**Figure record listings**
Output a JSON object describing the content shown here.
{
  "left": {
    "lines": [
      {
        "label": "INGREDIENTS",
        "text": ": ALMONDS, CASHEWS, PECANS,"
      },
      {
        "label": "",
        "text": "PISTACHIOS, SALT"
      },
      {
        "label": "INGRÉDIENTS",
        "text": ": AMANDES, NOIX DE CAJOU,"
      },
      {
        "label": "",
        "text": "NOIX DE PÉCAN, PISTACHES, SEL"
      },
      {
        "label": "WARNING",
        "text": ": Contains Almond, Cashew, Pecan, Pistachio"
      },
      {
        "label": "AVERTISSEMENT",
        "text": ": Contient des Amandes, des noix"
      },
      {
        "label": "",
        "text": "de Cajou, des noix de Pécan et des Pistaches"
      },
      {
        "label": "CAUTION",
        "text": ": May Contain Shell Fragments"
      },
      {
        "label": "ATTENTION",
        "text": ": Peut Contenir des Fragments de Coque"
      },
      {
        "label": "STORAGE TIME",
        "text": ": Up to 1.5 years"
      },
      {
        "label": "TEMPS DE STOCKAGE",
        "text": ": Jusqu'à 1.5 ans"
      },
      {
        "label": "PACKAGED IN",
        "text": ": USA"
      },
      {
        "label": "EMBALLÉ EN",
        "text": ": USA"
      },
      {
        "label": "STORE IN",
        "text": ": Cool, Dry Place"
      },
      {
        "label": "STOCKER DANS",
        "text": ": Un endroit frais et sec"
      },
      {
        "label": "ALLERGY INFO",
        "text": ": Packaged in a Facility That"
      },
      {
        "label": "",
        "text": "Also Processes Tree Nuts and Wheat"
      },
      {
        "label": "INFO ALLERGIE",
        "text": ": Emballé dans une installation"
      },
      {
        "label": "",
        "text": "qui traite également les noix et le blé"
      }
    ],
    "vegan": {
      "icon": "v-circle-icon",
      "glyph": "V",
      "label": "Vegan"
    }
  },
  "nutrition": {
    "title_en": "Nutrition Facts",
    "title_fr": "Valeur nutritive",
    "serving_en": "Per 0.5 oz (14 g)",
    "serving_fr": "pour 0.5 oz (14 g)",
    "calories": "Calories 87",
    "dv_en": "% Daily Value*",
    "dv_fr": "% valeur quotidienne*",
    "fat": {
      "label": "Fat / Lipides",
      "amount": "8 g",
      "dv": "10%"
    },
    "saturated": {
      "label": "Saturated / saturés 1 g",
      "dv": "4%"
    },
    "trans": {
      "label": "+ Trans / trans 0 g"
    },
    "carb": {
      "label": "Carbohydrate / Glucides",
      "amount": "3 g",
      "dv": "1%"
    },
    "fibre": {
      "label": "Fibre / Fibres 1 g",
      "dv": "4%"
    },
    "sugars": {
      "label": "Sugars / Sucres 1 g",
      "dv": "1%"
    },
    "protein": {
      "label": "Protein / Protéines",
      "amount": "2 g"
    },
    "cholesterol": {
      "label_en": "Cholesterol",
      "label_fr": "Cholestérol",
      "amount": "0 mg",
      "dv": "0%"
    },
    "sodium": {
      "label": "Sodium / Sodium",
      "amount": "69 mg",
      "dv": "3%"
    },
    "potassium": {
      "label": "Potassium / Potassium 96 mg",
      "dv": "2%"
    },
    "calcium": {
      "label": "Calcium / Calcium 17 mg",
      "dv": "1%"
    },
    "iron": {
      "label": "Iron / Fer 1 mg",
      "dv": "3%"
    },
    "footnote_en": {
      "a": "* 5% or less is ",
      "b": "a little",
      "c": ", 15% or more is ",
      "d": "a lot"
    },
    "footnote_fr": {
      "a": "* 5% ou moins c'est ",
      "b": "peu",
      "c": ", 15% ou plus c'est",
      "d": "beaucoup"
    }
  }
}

**TASK**
Copy every line above without altering a word.

**FINAL ANSWER**
Output a JSON object describing the content shown here.
{
  "left": {
    "lines": [
      {
        "label": "INGREDIENTS",
        "text": ": ALMONDS, CASHEWS, PECANS,"
      },
      {
        "label": "",
        "text": "PISTACHIOS, SALT"
      },
      {
        "label": "INGRÉDIENTS",
        "text": ": AMANDES, NOIX DE CAJOU,"
      },
      {
        "label": "",
        "text": "NOIX DE PÉCAN, PISTACHES, SEL"
      },
      {
        "label": "WARNING",
        "text": ": Contains Almond, Cashew, Pecan, Pistachio"
      },
      {
        "label": "AVERTISSEMENT",
        "text": ": Contient des Amandes, des noix"
      },
      {
        "label": "",
        "text": "de Cajou, des noix de Pécan et des Pistaches"
      },
      {
        "label": "CAUTION",
        "text": ": May Contain Shell Fragments"
      },
      {
        "label": "ATTENTION",
        "text": ": Peut Contenir des Fragments de Coque"
      },
      {
        "label": "STORAGE TIME",
        "text": ": Up to 1.5 years"
      },
      {
        "label": "TEMPS DE STOCKAGE",
        "text": ": Jusqu'à 1.5 ans"
      },
      {
        "label": "PACKAGED IN",
        "text": ": USA"
      },
      {
        "label": "EMBALLÉ EN",
        "text": ": USA"
      },
      {
        "label": "STORE IN",
        "text": ": Cool, Dry Place"
      },
      {
        "label": "STOCKER DANS",
        "text": ": Un endroit frais et sec"
      },
      {
        "label": "ALLERGY INFO",
        "text": ": Packaged in a Facility That"
      },
      {
        "label": "",
        "text": "Also Processes Tree Nuts and Wheat"
      },
      {
        "label": "INFO ALLERGIE",
        "text": ": Emballé dans une installation"
      },
      {
        "label": "",
        "text": "qui traite également les noix et le blé"
      }
    ],
    "vegan": {
      "icon": "v-circle-icon",
      "glyph": "V",
      "label": "Vegan"
    }
  },
  "nutrition": {
    "title_en": "Nutrition Facts",
    "title_fr": "Valeur nutritive",
    "serving_en": "Per 0.5 oz (14 g)",
    "serving_fr": "pour 0.5 oz (14 g)",
    "calories": "Calories 87",
    "dv_en": "% Daily Value*",
    "dv_fr": "% valeur quotidienne*",
    "fat": {
      "label": "Fat / Lipides",
      "amount": "8 g",
      "dv": "10%"
    },
    "saturated": {
      "label": "Saturated / saturés 1 g",
      "dv": "4%"
    },
    "trans": {
      "label": "+ Trans / trans 0 g"
    },
    "carb": {
      "label": "Carbohydrate / Glucides",
      "amount": "3 g",
      "dv": "1%"
    },
    "fibre": {
      "label": "Fibre / Fibres 1 g",
      "dv": "4%"
    },
    "sugars": {
      "label": "Sugars / Sucres 1 g",
      "dv": "1%"
    },
    "protein": {
      "label": "Protein / Protéines",
      "amount": "2 g"
    },
    "cholesterol": {
      "label_en": "Cholesterol",
      "label_fr": "Cholestérol",
      "amount": "0 mg",
      "dv": "0%"
    },
    "sodium": {
      "label": "Sodium / Sodium",
      "amount": "69 mg",
      "dv": "3%"
    },
    "potassium": {
      "label": "Potassium / Potassium 96 mg",
      "dv": "2%"
    },
    "calcium": {
      "label": "Calcium / Calcium 17 mg",
      "dv": "1%"
    },
    "iron": {
      "label": "Iron / Fer 1 mg",
      "dv": "3%"
    },
    "footnote_en": {
      "a": "* 5% or less is ",
      "b": "a little",
      "c": ", 15% or more is ",
      "d": "a lot"
    },
    "footnote_fr": {
      "a": "* 5% ou moins c'est ",
      "b": "peu",
      "c": ", 15% ou plus c'est",
      "d": "beaucoup"
    }
  }
}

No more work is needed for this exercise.